### Supplied text
-=-=-
Abstract
Background/Aim: Enfortumab vedotin (EV) has been approved for the treatment of advanced urothelial carcinoma (UC) following platinum-based chemotherapy and immune checkpoint inhibitors (ICIs). However, there is no established treatment for patients whose disease progresses while on EV, and the clinical outcomes post-EV treatment are unclear.
Patients and Methods: From December 2021 to January 2025, 33 patients with advanced UC received EV monotherapy. After excluding those who discontinued EV due to adverse events or continued treatment without progression, 18 patients were retrospectively analyzed.
Results: The median follow-up was 4.1 months, and 16 patients (88.9%) died at the last follow-up. Ten patients received post-EV treatment (five received chemotherapy and five received ICIs), and eight opted for best supportive care (BSC). The overall survival (OS) was not significantly different between the post-EV and BSC groups (4.6 vs. 3.7 months, p=0.425). No significant differences in the progression-free survival (2.5 vs. 3.2 months, p=0.945) or OS (2.6 vs. 5.1 months, p=0.832) were observed between chemotherapy and ICI treatment in the post-EV treatment group. Patients with lymph node-only metastases had significantly longer OS than those with other metastases (13.5 vs. 3.3 months, p=0.039) in the post-EV treatment group.
Conclusion: Post-EV treatment did not significantly improve the survival compared with BSC in patients with advanced UC. However, patients with lymph node-only metastases may show better outcomes than others. Further research is required to identify effective treatment strategies for this population.
Introduction
The treatment landscape for advanced urothelial carcinoma (UC) has undergone a significant transformation in recent years. The latest National Comprehensive Cancer Network guidelines (1) recommend the combination of enfortumab vedotin (EV) and pembrolizumab as a preferred (category 1) regimen based on the results of the EV-302 trial, regardless of cisplatin eligibility (2), and this combination has been approved in Japan as first-line treatment since September 2024. In addition, for cisplatin eligibility, combination therapy with nivolumab plus gemcitabine–cisplatin followed by nivolumab maintenance therapy is recommended as the other preferred (category 1) regimen based on the results of the CheckMate 901 trial (3) and this regimen has been approved in Japan as first-line treatment since December 2024. These novel first-line regimens have demonstrated outcomes superior to conventional chemotherapy with gemcitabine and either cisplatin or carboplatin, which has long been the standard of care. However, despite the advent of combination therapy with immune checkpoint inhibitors (ICIs) and antibody-drug conjugates (ADCs) or platinum-based chemotherapy as a first-line therapy, advanced UC remains aggressive and generally incurable, requiring second-line or later treatment.
In contrast, gemcitabine and cisplatin (in cisplatin-eligible) or carboplatin (in cisplatin-ineligible) followed by avelumab maintenance, which was previously the preferred regimen, is still listed under “other recommended regimens (category 1)” based on the results of the JAVELIN Bladder 100 trial (4). After progression to avelumab maintenance, EV monotherapy is recommended based on the results of the EV-301 trial, which revealed that EV significantly prolonged the survival compared with standard chemotherapy in patients who had previously received platinum-based therapy and programmed death (PD) 1 and PD-ligand (L)-1 inhibitors (5).
-=-=-
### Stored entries
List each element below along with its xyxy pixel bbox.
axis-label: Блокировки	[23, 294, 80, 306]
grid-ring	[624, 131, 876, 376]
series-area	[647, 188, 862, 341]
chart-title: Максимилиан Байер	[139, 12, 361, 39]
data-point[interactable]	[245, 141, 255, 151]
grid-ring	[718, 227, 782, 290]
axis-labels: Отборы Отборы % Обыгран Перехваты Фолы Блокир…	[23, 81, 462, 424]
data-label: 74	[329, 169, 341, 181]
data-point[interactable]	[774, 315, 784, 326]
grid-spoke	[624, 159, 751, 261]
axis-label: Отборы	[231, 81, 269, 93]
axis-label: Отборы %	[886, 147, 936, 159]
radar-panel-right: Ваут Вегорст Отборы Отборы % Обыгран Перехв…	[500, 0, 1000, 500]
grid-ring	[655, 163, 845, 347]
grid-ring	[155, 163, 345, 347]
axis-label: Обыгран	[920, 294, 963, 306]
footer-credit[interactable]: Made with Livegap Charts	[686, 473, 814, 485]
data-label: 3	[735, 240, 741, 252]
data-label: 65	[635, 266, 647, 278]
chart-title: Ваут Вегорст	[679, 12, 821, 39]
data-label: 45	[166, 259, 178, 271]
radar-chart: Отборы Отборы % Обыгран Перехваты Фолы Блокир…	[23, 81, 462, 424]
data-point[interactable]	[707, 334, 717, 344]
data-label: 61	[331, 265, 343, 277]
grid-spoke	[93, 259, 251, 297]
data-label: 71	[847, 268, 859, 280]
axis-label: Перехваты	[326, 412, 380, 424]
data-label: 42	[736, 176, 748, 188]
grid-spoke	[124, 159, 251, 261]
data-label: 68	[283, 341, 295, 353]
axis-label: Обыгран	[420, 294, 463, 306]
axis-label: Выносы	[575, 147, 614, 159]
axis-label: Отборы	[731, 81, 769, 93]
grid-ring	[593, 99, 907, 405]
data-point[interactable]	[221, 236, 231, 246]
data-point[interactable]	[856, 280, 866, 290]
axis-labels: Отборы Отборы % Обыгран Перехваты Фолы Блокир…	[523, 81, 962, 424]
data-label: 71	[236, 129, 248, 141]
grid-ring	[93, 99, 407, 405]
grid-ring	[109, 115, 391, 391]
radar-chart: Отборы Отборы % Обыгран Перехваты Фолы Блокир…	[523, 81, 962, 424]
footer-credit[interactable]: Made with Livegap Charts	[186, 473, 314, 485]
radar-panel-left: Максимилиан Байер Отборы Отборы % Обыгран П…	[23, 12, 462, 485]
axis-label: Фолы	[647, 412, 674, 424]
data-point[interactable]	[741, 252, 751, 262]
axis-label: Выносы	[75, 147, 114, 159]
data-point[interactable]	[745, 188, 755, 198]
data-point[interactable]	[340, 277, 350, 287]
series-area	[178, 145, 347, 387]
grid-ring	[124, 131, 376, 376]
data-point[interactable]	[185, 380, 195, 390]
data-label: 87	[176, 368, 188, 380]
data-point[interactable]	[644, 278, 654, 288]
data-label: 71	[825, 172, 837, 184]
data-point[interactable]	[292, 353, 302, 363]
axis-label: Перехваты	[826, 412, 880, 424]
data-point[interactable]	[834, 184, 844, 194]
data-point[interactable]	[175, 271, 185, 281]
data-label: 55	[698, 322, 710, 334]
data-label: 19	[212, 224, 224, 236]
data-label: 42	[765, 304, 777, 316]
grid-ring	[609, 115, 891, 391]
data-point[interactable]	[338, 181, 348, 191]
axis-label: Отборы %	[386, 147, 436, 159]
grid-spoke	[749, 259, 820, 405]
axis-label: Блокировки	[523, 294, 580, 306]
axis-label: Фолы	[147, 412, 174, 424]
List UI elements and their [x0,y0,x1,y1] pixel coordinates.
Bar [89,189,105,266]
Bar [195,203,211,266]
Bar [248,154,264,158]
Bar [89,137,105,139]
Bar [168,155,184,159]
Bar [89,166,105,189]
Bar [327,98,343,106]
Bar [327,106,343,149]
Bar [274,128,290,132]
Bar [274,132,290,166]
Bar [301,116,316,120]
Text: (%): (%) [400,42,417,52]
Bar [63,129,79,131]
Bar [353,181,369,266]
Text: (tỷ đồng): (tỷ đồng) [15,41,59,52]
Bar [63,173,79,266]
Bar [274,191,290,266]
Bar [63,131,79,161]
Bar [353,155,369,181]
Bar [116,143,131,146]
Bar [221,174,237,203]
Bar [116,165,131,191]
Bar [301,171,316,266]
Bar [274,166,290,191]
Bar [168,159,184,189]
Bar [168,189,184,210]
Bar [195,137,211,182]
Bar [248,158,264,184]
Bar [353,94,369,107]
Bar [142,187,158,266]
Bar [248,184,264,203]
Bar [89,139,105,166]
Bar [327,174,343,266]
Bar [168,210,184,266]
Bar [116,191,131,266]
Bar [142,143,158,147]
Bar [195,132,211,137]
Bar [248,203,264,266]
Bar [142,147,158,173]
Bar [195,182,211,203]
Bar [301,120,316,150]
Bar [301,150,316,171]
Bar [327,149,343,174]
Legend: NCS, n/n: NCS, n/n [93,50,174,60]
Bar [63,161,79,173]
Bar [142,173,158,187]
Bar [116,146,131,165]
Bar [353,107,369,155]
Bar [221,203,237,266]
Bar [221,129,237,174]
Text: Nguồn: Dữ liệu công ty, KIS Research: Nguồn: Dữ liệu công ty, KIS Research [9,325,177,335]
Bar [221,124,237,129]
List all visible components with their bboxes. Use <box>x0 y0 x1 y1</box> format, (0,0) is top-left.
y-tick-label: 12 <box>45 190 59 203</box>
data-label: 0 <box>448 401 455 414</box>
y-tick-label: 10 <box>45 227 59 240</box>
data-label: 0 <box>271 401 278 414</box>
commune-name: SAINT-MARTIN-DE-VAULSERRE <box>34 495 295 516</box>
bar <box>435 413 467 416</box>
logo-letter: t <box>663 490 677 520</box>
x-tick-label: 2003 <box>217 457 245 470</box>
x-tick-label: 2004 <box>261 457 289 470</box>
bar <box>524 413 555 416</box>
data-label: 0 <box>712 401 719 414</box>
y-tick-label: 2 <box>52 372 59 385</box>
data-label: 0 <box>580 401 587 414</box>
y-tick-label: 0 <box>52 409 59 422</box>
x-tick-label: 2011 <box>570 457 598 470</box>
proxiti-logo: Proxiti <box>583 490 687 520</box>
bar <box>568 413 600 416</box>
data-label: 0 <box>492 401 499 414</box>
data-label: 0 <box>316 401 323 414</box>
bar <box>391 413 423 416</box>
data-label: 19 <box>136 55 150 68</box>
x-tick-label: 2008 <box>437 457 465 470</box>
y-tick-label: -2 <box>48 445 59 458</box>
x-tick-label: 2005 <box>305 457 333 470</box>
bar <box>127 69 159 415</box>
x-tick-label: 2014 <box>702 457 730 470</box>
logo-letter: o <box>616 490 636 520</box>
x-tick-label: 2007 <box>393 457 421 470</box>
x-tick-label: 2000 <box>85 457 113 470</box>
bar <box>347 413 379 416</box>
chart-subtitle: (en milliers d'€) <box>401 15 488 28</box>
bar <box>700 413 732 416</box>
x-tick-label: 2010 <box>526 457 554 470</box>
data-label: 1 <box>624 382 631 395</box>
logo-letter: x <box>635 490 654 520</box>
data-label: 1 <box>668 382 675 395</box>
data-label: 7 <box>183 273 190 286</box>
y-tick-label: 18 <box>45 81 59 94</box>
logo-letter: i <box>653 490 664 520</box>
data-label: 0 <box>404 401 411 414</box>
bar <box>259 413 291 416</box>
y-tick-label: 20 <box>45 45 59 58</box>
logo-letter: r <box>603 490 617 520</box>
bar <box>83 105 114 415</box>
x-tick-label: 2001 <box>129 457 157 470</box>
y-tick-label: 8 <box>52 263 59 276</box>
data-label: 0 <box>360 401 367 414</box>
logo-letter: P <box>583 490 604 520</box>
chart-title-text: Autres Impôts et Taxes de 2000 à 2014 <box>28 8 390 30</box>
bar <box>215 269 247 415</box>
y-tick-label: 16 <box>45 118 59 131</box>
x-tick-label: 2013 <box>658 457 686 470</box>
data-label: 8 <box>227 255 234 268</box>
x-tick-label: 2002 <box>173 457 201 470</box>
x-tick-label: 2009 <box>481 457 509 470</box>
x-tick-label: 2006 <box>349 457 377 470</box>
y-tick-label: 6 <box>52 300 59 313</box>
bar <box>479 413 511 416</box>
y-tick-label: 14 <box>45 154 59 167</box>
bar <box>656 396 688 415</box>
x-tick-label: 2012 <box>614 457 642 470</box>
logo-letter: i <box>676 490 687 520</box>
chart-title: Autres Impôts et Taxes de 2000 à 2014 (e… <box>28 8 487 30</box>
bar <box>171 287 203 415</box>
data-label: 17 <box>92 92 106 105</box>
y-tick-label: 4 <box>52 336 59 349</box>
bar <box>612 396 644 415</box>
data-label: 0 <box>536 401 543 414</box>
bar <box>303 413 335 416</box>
-=-=-
### Exercise instructions
**A.** In the enfortumab vedotin text, how many patients were retrospectively analyzed?
**B.** Reproduce the portion of the enfortumab vedotin text that begins with "In contrast, gemcitabine" and ends with "(L)-1 inhibitors (5).".
The stored entries have no connection to the enfortumab vedotin text.

### Written responses
**A.** 18 patients.

**B.**
In contrast, gemcitabine and cisplatin (in cisplatin-eligible) or carboplatin (in cisplatin-ineligible) followed by avelumab maintenance, which was previously the preferred regimen, is still listed under “other recommended regimens (category 1)” based on the results of the JAVELIN Bladder 100 trial (4). After progression to avelumab maintenance, EV monotherapy is recommended based on the results of the EV-301 trial, which revealed that EV significantly prolonged the survival compared with standard chemotherapy in patients who had previously received platinum-based therapy and programmed death (PD) 1 and PD-ligand (L)-1 inhibitors (5).